>> start Stored data
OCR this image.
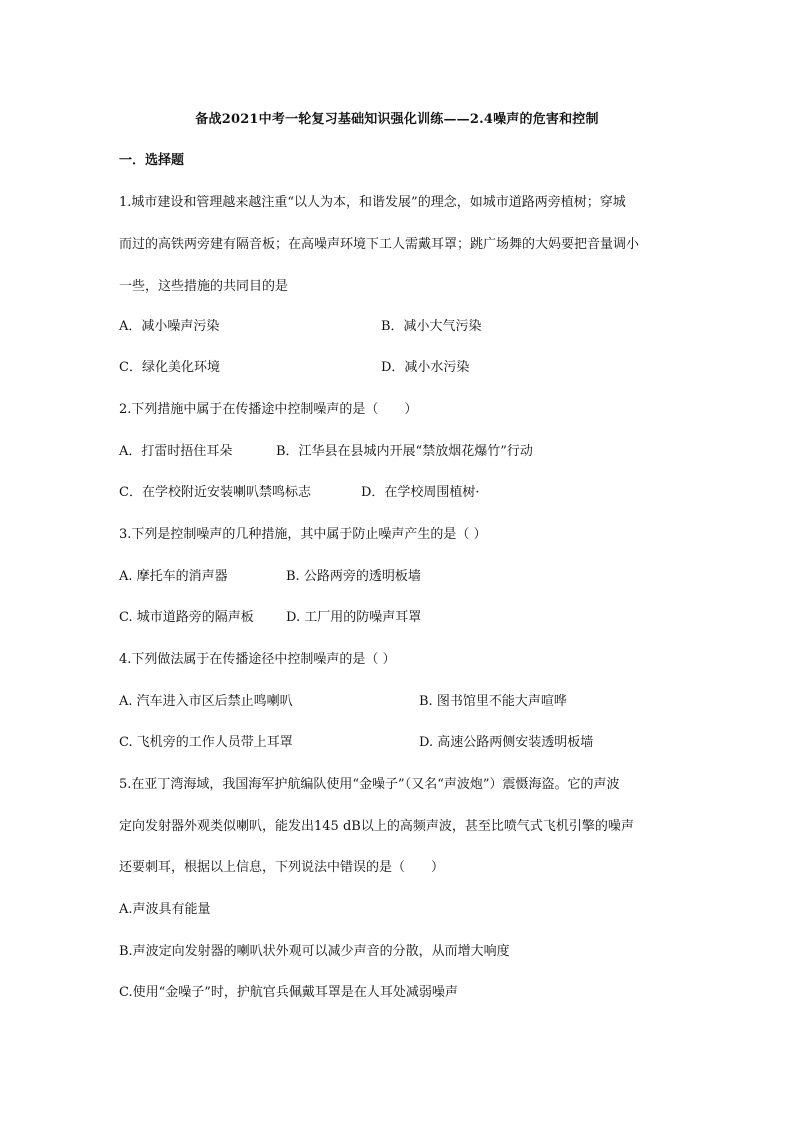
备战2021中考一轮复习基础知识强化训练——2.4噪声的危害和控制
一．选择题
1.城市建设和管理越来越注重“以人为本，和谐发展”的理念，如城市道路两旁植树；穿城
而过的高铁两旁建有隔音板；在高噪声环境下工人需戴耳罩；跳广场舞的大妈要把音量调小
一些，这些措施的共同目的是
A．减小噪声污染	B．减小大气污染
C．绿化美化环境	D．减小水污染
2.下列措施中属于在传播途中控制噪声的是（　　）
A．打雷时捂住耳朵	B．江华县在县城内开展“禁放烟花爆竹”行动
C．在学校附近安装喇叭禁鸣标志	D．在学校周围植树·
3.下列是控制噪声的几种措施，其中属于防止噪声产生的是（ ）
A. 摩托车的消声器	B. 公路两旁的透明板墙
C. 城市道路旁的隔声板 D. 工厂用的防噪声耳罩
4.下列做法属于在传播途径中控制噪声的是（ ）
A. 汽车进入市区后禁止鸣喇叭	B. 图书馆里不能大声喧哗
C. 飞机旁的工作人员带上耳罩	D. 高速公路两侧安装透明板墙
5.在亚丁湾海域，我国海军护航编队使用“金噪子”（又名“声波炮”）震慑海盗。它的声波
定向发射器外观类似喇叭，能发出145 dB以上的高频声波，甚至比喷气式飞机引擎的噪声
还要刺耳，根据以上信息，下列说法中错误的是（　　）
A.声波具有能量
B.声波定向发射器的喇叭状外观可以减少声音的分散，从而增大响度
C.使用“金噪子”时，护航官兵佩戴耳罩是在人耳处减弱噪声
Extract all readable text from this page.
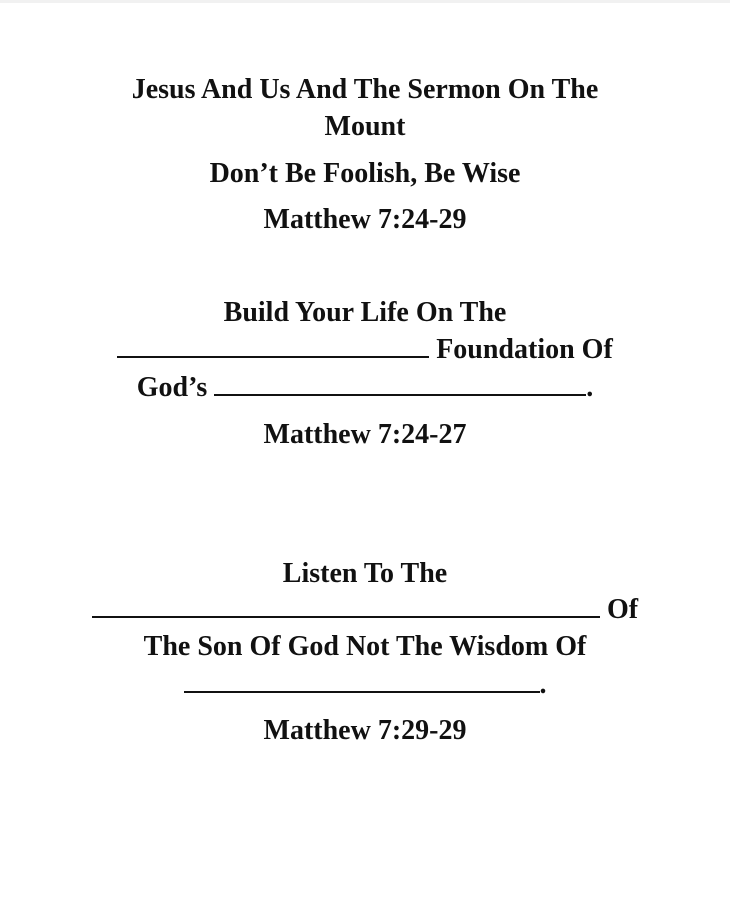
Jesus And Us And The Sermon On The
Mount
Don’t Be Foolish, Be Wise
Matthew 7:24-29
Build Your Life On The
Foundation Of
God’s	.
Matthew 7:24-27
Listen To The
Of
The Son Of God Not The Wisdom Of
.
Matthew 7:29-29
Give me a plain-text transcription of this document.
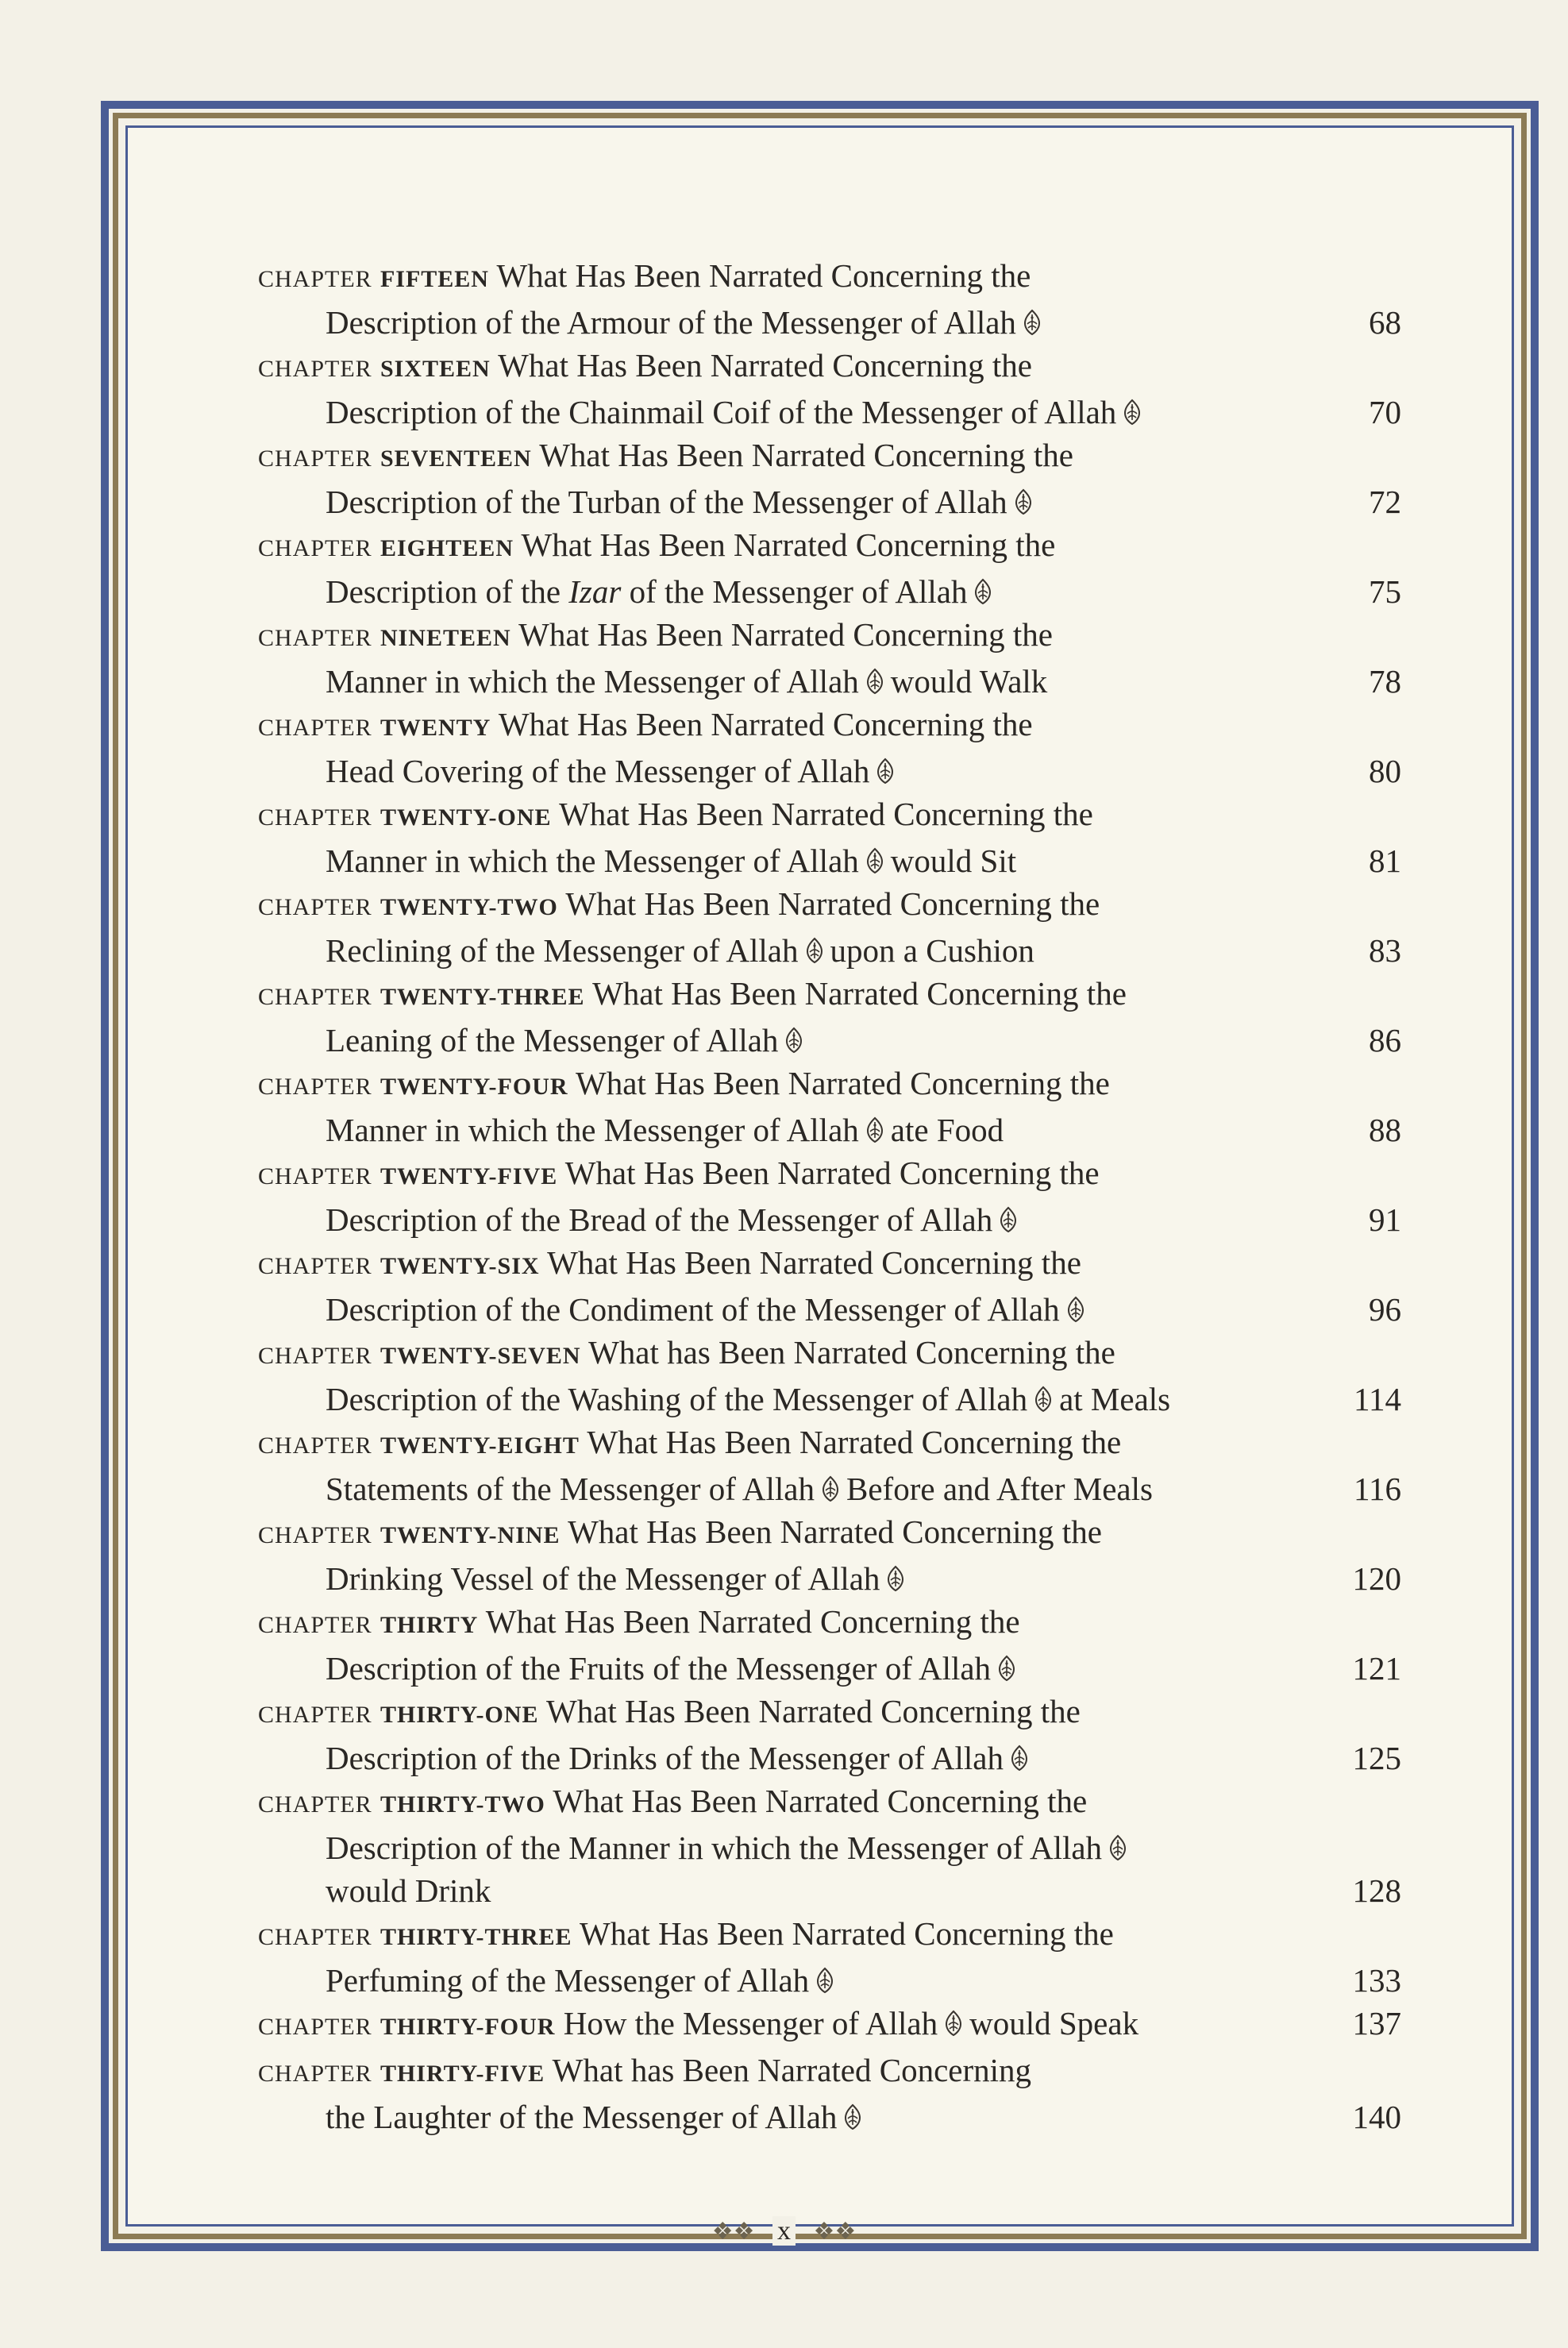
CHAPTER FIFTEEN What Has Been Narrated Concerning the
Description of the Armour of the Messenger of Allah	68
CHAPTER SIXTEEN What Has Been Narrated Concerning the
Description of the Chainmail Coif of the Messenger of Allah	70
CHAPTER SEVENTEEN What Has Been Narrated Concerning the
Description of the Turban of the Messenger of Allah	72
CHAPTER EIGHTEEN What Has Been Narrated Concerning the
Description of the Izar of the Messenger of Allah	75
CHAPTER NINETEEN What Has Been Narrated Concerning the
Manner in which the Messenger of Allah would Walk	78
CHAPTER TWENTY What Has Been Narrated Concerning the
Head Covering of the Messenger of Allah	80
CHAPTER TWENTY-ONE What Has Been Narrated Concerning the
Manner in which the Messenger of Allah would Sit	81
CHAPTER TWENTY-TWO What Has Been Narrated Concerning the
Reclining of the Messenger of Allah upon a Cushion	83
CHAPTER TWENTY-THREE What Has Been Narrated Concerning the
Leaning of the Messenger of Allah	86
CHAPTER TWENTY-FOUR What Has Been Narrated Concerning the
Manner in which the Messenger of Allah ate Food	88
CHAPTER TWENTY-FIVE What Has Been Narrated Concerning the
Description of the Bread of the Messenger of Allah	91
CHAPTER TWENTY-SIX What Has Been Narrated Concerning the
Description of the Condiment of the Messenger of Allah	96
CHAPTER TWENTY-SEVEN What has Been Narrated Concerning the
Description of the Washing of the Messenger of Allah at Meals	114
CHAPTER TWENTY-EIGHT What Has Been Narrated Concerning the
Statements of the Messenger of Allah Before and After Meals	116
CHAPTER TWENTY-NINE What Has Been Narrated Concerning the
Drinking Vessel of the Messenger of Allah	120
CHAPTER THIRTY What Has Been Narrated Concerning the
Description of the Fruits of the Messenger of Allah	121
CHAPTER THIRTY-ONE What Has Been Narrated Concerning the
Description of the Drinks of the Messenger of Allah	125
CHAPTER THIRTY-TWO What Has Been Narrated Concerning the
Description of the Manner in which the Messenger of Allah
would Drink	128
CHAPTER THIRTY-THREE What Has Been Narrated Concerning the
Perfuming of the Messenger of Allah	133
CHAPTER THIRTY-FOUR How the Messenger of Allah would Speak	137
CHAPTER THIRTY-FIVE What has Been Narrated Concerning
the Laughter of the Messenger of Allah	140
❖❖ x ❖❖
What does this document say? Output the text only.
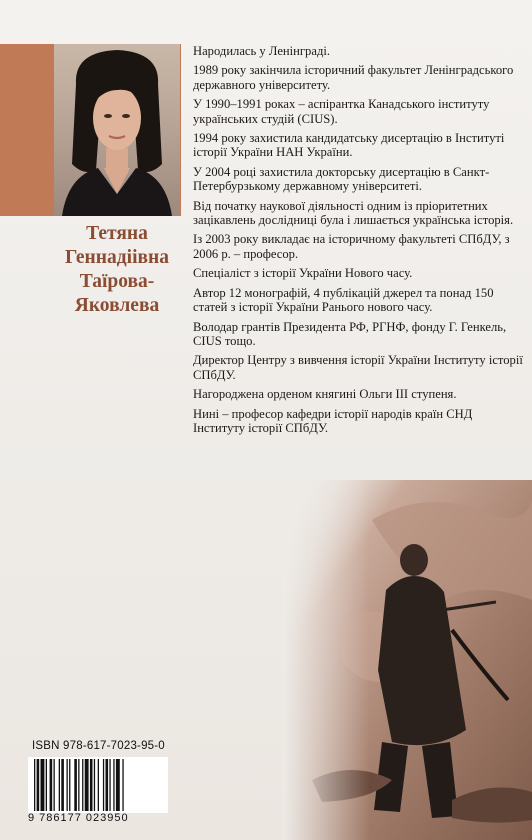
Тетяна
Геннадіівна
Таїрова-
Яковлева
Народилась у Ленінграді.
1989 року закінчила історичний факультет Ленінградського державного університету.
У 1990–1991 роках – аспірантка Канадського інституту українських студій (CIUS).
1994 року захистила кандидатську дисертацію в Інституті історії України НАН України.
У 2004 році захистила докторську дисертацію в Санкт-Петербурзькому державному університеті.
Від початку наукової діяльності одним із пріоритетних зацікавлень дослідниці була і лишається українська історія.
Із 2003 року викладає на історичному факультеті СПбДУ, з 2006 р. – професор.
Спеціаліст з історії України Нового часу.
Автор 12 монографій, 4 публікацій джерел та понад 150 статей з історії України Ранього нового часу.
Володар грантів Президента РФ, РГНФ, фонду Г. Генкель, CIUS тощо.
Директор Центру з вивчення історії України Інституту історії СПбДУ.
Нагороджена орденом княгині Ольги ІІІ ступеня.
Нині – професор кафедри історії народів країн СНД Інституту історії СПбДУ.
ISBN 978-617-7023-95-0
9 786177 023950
>> end Stored data
▸ **Short task**: Gather and return every line that holds the string "FOUR".

▸ **Solution for this problem**:
CHAPTER TWENTY-FOUR What Has Been Narrated Concerning the
CHAPTER THIRTY-FOUR How the Messenger of Allah would Speak	137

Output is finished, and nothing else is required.